--- PETUNJUK KERJA ---
A. Ketik ulang tanpa perubahan bagian teks tentang lampion Imlek yang dibuka dengan kata-kata berisi "Beberapa sumber menyebutkan, lampion" dan ditutup dengan "tahun 25-220 Masehi.".
B. Sesuaikah tiap pernyataan berikut dengan teks tentang lampion Imlek? Jawab ya atau tidak, lalu kutip persis kata-kata dari teks yang menentukan jawaban itu. (i) Lampion dipercaya bisa mengusir roh jahat. (ii) Lampion hanyalah hiasan tanpa makna apa pun. (iii) Lampion sudah ada sejak era Dinasti Han Timur.

--- TEKS HALAMAN ---
------------------------------------

Bogordaily.net- Lampion merupakan pernak pernik pelengkap imlek. Dengan ciri khas berwarna merah, ternyata Lampion dipercaya dapat mengusir roh jahat.
Menjelang perayaan Imlek, salah satu hiasan yang menjadi ciri khas adalah lampion. Disepanjang jalan, atau toko maupun bangunan lain milik etnis Tionghos biasanya akan dipasang lampion
Namun, bukan sekedar hiasan semata. Lampion ternyata memiliki makna dan sejarah panjang sejak ribuan tahun silam.
Lampion merupakan salah satu identitas kebudayaan Tionghoa yang sering kita lihat pada perayaan Tahun Baru Imlek setiap tahunnya. Lalu bagaimana sejarah lampion Imlek ini?
Beberapa sumber menyebutkan, lampion sudah ada sejak ribuan tahun lalu, tepatnya sejak era Dinasti Han Timur, sekitar abad ke-3, pada tahun 25 – 220 masehi.
Pada zaman itu, lampion berfungsi sebagai sumber cahaya dan berfungsi untuk mengusir bintang buas.
Lampion sering kita temui di berbagai tempat umum mulai dari pinggir jalan, pertokoan, hingga restoran pada perayaan Imlek. Untuk kalian yang penasaran dengan sejarah lampion Imlek, berikut ini penjelasannya.
Sejarah lampion sendiri berasal dari orang-orang dari Dinasti Han Kuno pada tahun 25-220 Masehi.

------------------------------------

--- BAHAN ---
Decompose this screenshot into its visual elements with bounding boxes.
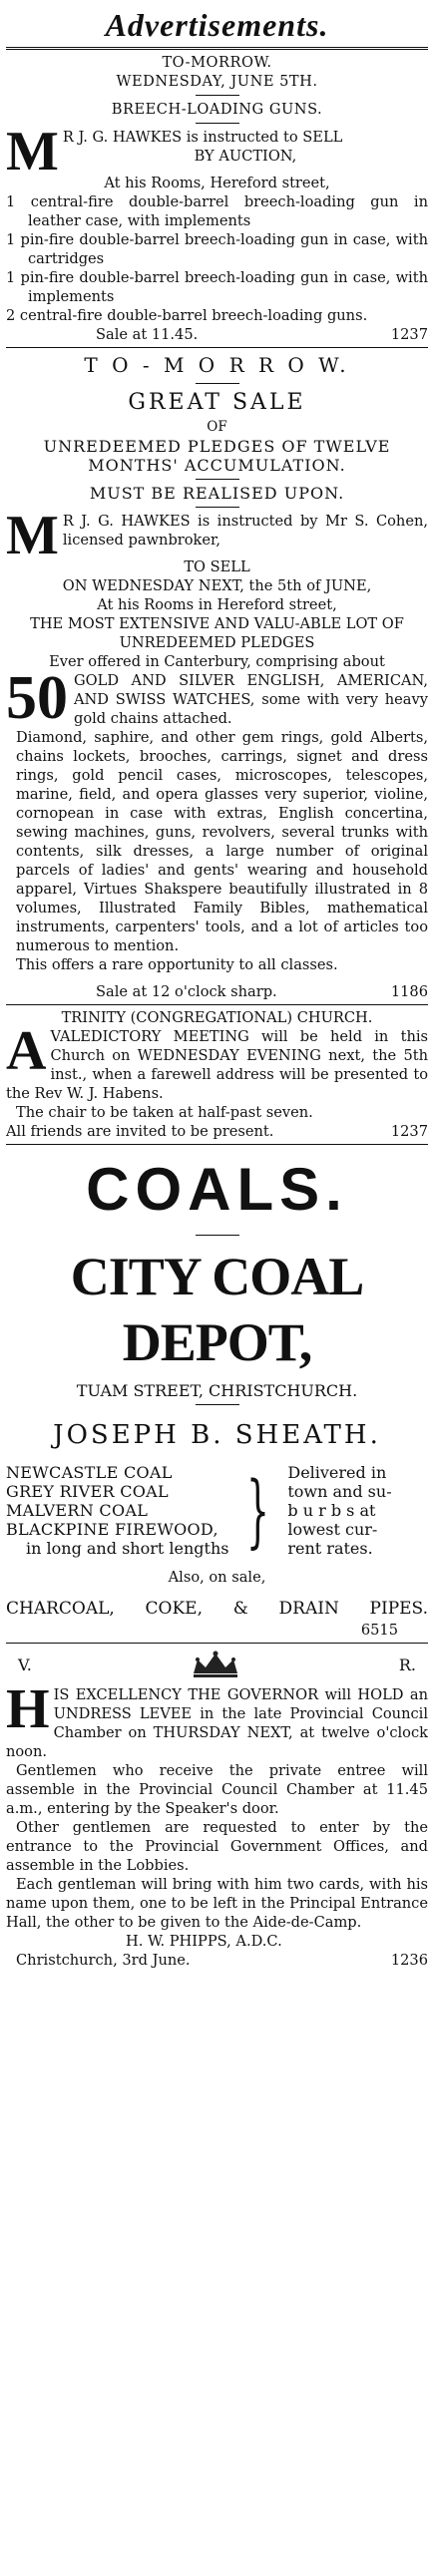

------------------------------------

--- JAWABAN YANG DIHARAPKAN ---
A.
Beberapa sumber menyebutkan, lampion sudah ada sejak ribuan tahun lalu, tepatnya sejak era Dinasti Han Timur, sekitar abad ke-3, pada tahun 25 – 220 masehi.
Pada zaman itu, lampion berfungsi sebagai sumber cahaya dan berfungsi untuk mengusir bintang buas.
Lampion sering kita temui di berbagai tempat umum mulai dari pinggir jalan, pertokoan, hingga restoran pada perayaan Imlek. Untuk kalian yang penasaran dengan sejarah lampion Imlek, berikut ini penjelasannya.
Sejarah lampion sendiri berasal dari orang-orang dari Dinasti Han Kuno pada tahun 25-220 Masehi.

B.
(i) Ya: "ternyata Lampion dipercaya dapat mengusir roh jahat"
(ii) Tidak: "Namun, bukan sekedar hiasan semata. Lampion ternyata memiliki makna dan sejarah panjang sejak ribuan tahun silam."
(iii) Ya: "tepatnya sejak era Dinasti Han Timur"